**Aim of the task:**
Here are records with pictures in them. Copy all of them exactly and leave the pictures out.

--- start ---

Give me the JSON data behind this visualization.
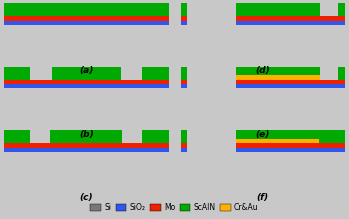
{
  "Si": "#787878",
  "SiO2": "#3355EE",
  "Mo": "#EE2200",
  "ScAlN": "#00AA00",
  "CrAu": "#FFB000",
  "bg": "#C8C8C8",
  "panels": [
    "(a)",
    "(b)",
    "(c)",
    "(d)",
    "(e)",
    "(f)"
  ]
}
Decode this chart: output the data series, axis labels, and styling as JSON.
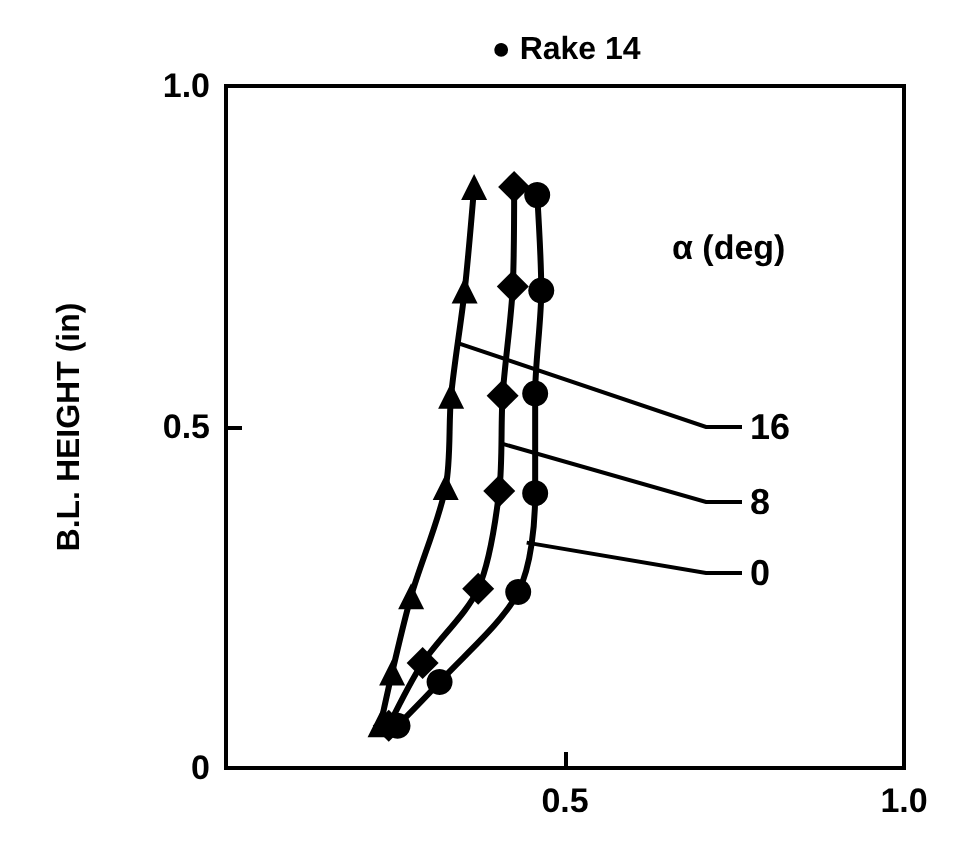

--- end ---

**Response to the task:**
Give me the JSON data behind this visualization.
{
  "Si": "#787878",
  "SiO2": "#3355EE",
  "Mo": "#EE2200",
  "ScAlN": "#00AA00",
  "CrAu": "#FFB000",
  "bg": "#C8C8C8",
  "panels": [
    "(a)",
    "(b)",
    "(c)",
    "(d)",
    "(e)",
    "(f)"
  ]
}
Decode this chart: output the data series, axis labels, and styling as JSON.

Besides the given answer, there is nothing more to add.